3 RIMEDI AYURVEDICI PER ALLEVIARE LA SINDROME DA STANCHEZZA CRONICA.
12-05-2020
Molte persone sono attualmente diagnosticate con sindrome da stanchezza cronica (CFS) e secondo i Centers for Disease Control, è probabile che molte altre stanno combattendo sintomi simili, ma non soddisfano tutti gli standard per una diagnosi formale. I sintomi, spesso debilitanti, includono stanchezza, confusione, perdita di memoria, dolori articolari, ansia e depressione. La condizione rimane un mistero, anche se - come molti problemi di salute - molti esperti ritengono che le tossine ambientali, carenze nutrizionali e stress emotivo, possono giocare un ruolo nello sviluppo della malattia. Attualmente non esiste una cura per la sindrome da stanchezza cronica. Il trattamento standard prevede la prescrizione di FANS e antidepressivi per aiutare a gestire i sintomi. Secondo la medicina Ayurveda, la sindrome da stanchezza cronica - o bala kshaya - è causata da un accumulo di tossine, con conseguente disconnessione tra mente, corpo e spirito. Il trattamento è olistico e comprende la meditazione, dieta, massaggi, tecniche di respirazione e le terapie a base di erbe. L’obiettivo principale della medicina Ayurveda è quello di ridurre al minimo il carico tossico. Rimosse le tossine, è necessaria una dieta disintossicante, seguita da “pancha karma” - un più ampio processo di disintossicazione che utilizza il massaggio e terapie a base di erbe. La terza fase è normalmente costituita da una terapia a base di erbe rigenerative per contribuire a ripristinare l’energia e la vitalità.

◆ Dati riportati
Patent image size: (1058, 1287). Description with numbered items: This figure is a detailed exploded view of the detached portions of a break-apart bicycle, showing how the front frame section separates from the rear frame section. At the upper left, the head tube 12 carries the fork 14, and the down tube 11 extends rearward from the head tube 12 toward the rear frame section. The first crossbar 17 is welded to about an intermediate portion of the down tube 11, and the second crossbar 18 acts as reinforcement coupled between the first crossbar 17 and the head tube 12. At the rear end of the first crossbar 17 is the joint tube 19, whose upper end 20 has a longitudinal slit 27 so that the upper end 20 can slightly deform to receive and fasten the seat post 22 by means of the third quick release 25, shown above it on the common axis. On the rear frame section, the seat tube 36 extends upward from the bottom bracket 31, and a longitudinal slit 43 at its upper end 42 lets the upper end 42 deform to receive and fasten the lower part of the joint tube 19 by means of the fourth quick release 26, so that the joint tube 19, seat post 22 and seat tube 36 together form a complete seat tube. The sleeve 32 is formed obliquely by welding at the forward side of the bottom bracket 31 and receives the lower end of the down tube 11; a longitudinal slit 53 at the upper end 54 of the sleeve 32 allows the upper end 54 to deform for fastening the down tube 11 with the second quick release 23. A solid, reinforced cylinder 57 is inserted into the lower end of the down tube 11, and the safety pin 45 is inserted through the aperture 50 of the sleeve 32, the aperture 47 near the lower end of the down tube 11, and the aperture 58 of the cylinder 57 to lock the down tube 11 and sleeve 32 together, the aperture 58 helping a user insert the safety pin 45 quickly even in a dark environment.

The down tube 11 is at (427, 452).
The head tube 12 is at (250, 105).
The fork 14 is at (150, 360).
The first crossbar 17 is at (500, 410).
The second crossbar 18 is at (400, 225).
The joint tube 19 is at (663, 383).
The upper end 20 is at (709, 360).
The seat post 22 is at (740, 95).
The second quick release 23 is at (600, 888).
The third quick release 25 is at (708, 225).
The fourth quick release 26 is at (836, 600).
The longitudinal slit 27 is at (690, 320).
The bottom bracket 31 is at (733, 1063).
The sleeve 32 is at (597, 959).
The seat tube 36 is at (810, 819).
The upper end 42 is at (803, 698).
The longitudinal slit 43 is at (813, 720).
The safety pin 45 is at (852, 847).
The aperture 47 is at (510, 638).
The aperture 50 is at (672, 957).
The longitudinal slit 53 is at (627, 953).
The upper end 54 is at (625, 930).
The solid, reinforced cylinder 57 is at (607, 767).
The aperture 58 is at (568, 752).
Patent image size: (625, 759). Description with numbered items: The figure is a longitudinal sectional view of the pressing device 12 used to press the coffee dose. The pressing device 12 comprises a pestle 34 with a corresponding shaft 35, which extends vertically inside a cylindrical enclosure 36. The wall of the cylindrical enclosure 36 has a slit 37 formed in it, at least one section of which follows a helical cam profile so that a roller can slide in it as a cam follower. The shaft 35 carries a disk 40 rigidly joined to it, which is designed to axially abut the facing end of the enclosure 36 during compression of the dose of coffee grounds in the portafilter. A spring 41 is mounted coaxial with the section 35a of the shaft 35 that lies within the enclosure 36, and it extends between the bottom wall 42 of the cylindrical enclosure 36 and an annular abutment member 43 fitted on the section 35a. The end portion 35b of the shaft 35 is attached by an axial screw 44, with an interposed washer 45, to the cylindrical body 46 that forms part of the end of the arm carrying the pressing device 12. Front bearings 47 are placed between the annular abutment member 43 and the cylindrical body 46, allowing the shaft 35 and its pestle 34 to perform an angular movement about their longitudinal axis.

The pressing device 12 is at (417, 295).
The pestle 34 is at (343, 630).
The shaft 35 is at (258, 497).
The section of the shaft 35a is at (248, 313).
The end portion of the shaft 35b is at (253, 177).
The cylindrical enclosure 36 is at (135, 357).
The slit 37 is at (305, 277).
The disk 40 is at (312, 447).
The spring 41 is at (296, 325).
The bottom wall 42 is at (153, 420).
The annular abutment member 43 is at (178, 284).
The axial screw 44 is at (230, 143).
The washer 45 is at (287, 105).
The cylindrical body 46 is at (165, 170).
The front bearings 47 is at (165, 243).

◆ Consegne da svolgere
1. Rispondi alle seguenti domande sul testo dedicato alla sindrome da stanchezza cronica:
(a) Che cosa prevede il trattamento standard per gestire i sintomi?
(b) Con quale nome la medicina Ayurveda indica questa sindrome?
(c) In che cosa consiste normalmente la terza fase del trattamento ayurvedico?
2. Completa la parte successiva del testo sulla sindrome da stanchezza cronica, partendo dopo l'ultima frase.
Le righe riportate sopra sono materiale a sé, distinto dal testo.

◆ Elenco delle risposte
1.
(a) La prescrizione di FANS e antidepressivi.
(b) Bala kshaya.
(c) In una terapia a base di erbe rigenerative, che contribuisce a ripristinare l'energia e la vitalità.

2.
L'ashwagandha, scientificamente conosciuta come Withania somnifera e chiamata anche “ginseng indiano”, è un rasayana - un’erba che aiuta a prolungare la vita, combattere le malattie e proteggere il corpo e la mente dallo stress. Secondo Alakananda Devi, direttore della Alandi Ayurvedic Clinic in Boulder, Colorado, l'ashwagandha ripristina l’energia e migliora le funzioni neurologiche e muscolari nei pazienti affetti da CFS. Aiuta anche a regolare i cicli del sonno, rafforzare il sistema immunitario e ridurre l’ansia e la depressione. In uno studio su animali, pubblicato nel 2000 in Fitomedicine, estratti di Ashwagandha si sono dimostrati efficaci come Ativan, una benzodiazepina utilizzata nella medicina tradizionale per ridurre l’ansia. L’estratto della pianta ha dimostrato di ridurre i livelli cerebrali di tribulin, un marker chimico dell’ansia. I ricercatori hanno concluso che ashwaghanda è utile sia come stabilizzatore dell’umore che come terapia anti-ansia. In un altro studio su animali, pubblicato nel 2002 nel Journal of Medicinal Food, l'ashwagandha, in combinazione con altre erbe, ha dimostrato di ripristinare i livelli cerebrali di antiossidanti naturali e ridotto lo stress ossidativo che contribuisce alla stanchezza cronica.
Un’altra pianta che ha ricevuto l’attenzione scientifica è la Rhodiola rosea che cresce nelle regioni artiche ed è utilizzata anche in Ayurveda per ripristinare la funzione neurologica, aumentare l’energia, ridurre la fatica, alleviare la depressione e ripristinare il sonno. Secondo NYU Langone Medical Center, la Rhodiola può aiutare le persone che sono sotto stress. Il centro medico cita uno studio in doppio-cieco, controllato con placebo, in cui 56 medici in servizio durante la notte che hanno assunto la rhodiola, sono stati in grado di mantenere livelli elevati di funzione mentale, rispetto al gruppo placebo. Il Dott. Chris Kilham, collaboratore del centro, sottolinea che ampi studi clinici hanno confermato che la rodiola aumenta la forza e la resistenza, promuovendo la memoria e l’attenzione. Come l'ashwagandha, la rodiola combatte la sindrome da stanchezza cronica, senza effetti collaterali.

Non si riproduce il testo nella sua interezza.